Rédigez la suite du texte sur le consentement à l'impôt, en reprenant juste après sa dernière phrase.

* Texte fourni

···

Depuis les premières sociétés organisées, l’impôt, sous ses différentes formes, a toujours occupé une place centrale dans la structuration de la relation entre les pouvoirs publics et les citoyens. Dans les civilisations anciennes, l’impôt s’inscrivait principalement comme une obligation sacrée, destinée à financer les infrastructures, les guerres ou encore les rites religieux, de manière souvent coercitive.
Avec l’émergence des États modernes et des démocraties, cette relation a évolué, au fil du temps, donnant naissance à la notion moderne de consentement à l’impôt. Le consentement à l’impôt est devenu un pilier de la légitimité fiscale. Les différentes révolutions fiscales des XVIIᵉ et XVIIIᵉ siècles, marquées par les contestations et les revendications du « no taxation without representation », illustrent les tensions historiques entre la nécessité de collecter des ressources publiques et la demande des citoyens d’être associés aux décisions fiscales. Cet équilibre fragile entre consentement et contestation continue de structurer les relations fiscales contemporaines.

···

* Données fournies
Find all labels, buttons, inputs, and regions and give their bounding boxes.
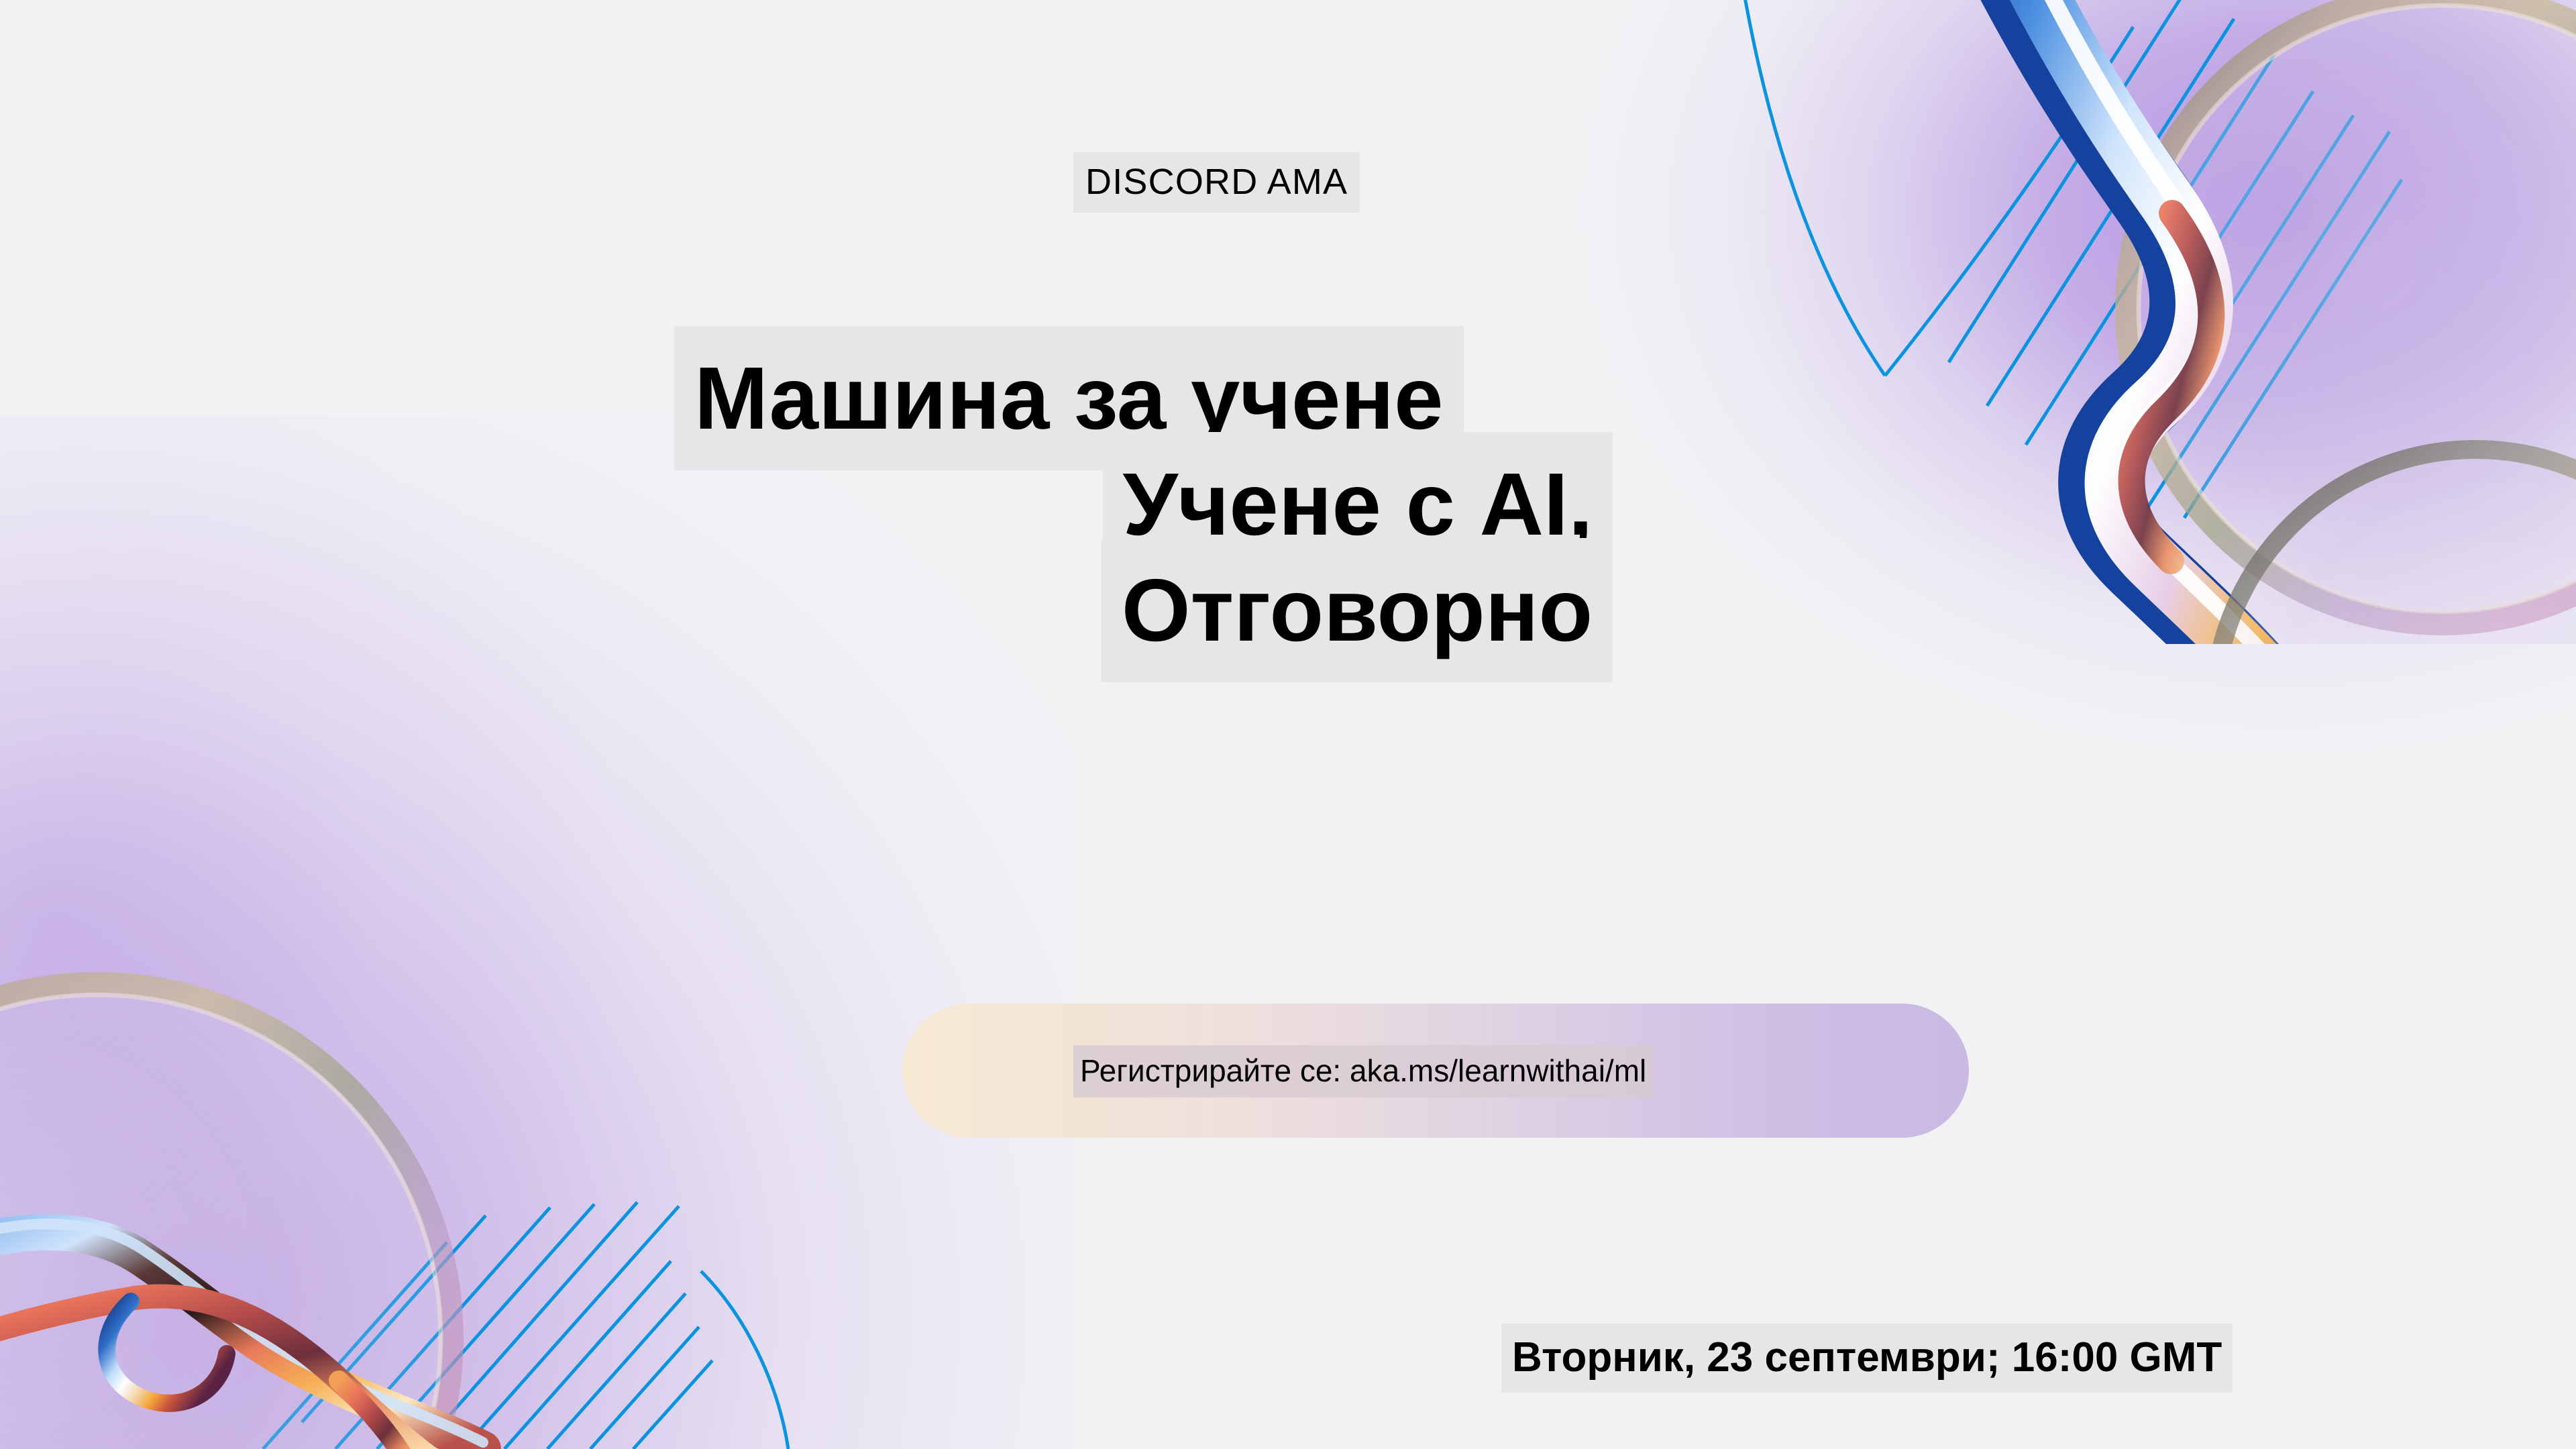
event-date-banner: Вторник, 23 септември; 16:00 GMT xyxy=(1501,1334,2233,1381)
registration-cta-label-wrap: Регистрирайте се: aka.ms/learnwithai/ml xyxy=(1073,1053,1653,1089)
registration-cta-button[interactable]: Регистрирайте се: aka.ms/learnwithai/ml xyxy=(902,1004,1969,1138)
title-line-3-text: Отговорно xyxy=(1102,538,1613,682)
registration-cta-label: Регистрирайте се: aka.ms/learnwithai/ml xyxy=(1073,1045,1653,1097)
eyebrow-discord-ama: DISCORD AMA xyxy=(1073,161,1360,203)
slide-content: DISCORD AMA Машина за учене Учене с AI, … xyxy=(0,0,2576,1449)
title-block: Машина за учене Учене с AI, Отговорно xyxy=(674,349,2016,666)
slide-canvas: DISCORD AMA Машина за учене Учене с AI, … xyxy=(0,0,2576,1449)
event-date-label: Вторник, 23 септември; 16:00 GMT xyxy=(1501,1324,2233,1393)
title-line-3: Отговорно xyxy=(674,561,2016,660)
eyebrow-label: DISCORD AMA xyxy=(1073,152,1360,213)
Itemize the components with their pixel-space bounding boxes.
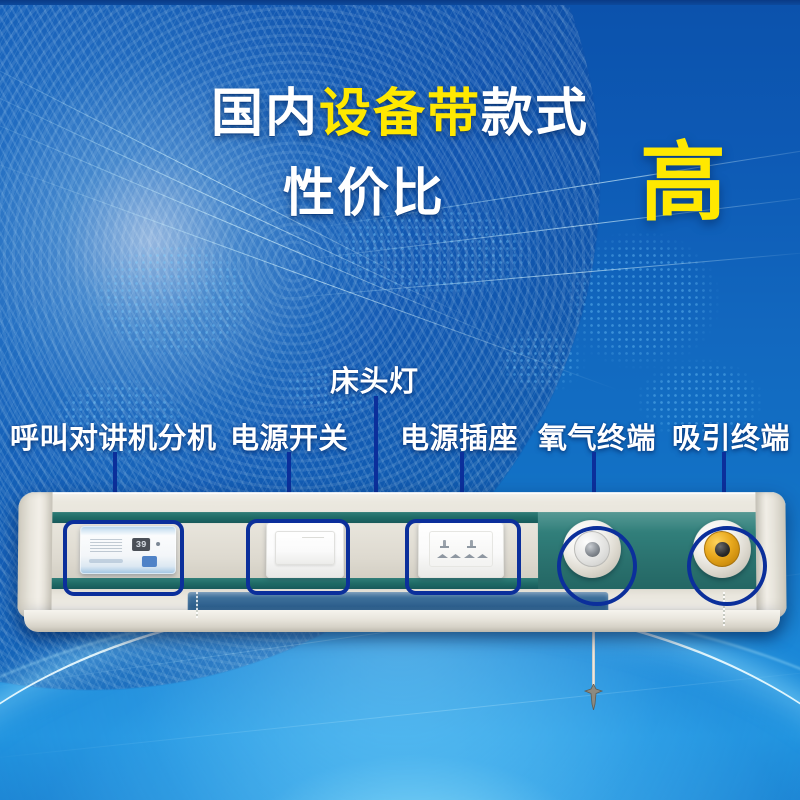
callout-label-power-switch: 电源开关 <box>230 415 348 457</box>
callout-label-nurse-call-intercom: 呼叫对讲机分机 <box>10 415 217 457</box>
callout-label-power-socket: 电源插座 <box>400 415 518 457</box>
headline-part-3: 款式 <box>481 85 589 143</box>
top-edge-bar <box>0 0 800 5</box>
headline-part-2: 设备带 <box>319 85 481 143</box>
panel-end-cap-left <box>17 492 52 618</box>
callout-label-bed-lamp: 床头灯 <box>330 358 419 400</box>
pull-cord-handle-icon[interactable] <box>583 684 604 710</box>
highlight-box-nurse-call-intercom <box>63 520 184 596</box>
highlight-box-power-switch <box>246 519 350 595</box>
banner-canvas: 国内设备带款式 性价比 高 呼叫对讲机分机 电源开关 床头灯 电源插座 氧气终端… <box>0 0 800 800</box>
headline-line-1: 国内设备带款式 <box>0 88 800 140</box>
highlight-circle-suction-terminal <box>687 526 767 606</box>
highlight-box-power-socket <box>405 519 521 595</box>
headline-line-2-text: 性价比 <box>283 165 445 223</box>
panel-seam-left <box>196 592 198 618</box>
highlight-circle-oxygen-terminal <box>557 526 637 606</box>
cross-handle-icon <box>583 684 604 710</box>
panel-lower-lip <box>24 610 780 632</box>
callout-label-suction-terminal: 吸引终端 <box>672 415 790 457</box>
headline-part-1: 国内 <box>211 85 319 143</box>
headline-emphasis-gao: 高 <box>640 140 726 226</box>
callout-label-oxygen-terminal: 氧气终端 <box>538 415 656 457</box>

···

* Votre réponse
Les théories modernes de l’impôt offrent une grille de lecture riche et diversifiée pour comprendre les enjeux contemporains de la fiscalité. Qu’il s’agisse de financer les politiques publiques, de favoriser la croissance, de réduire les inégalités, ou encore de répondre aux défis de la mondialisation, elles fournissent des outils essentiels pour concevoir des systèmes fiscaux à la fois efficaces, équitables et adaptés aux réalités du XXIᵉ siècle.
Les théories modernes de l’impôt s’articulent autour de plusieurs axes : l’efficacité économique, la justice sociale, la croissance, et la gouvernance.
- Les théories de l’efficience économique s’intéressent à la manière dont l’impôt influence les comportements économiques, la répartition des ressources et la productivité globale (théorie de Laffer, théorie de la taxation optimale, théorie des incitations …) ;
- Les théories de la justice fiscale s’intéressent à la répartition équitable de la charge fiscale en fonction de la capacité de payer des contribuables et des bénéfices qu’ils retirent des services publics (théorie de la capacité contributive, théorie de l’égalitarisme fiscal …) ;
- Les théories de l’impôt et de la croissance économique explorent l’interaction entre la fiscalité et le développement économique (théories néoclassiques, modèles de croissance endogène …) ;
- Les théories de l’impôt comme régulateur social et environnemental (théorie de la fiscalité incitative , fiscalité verte et transition énergétique, fiscalité comportementale …)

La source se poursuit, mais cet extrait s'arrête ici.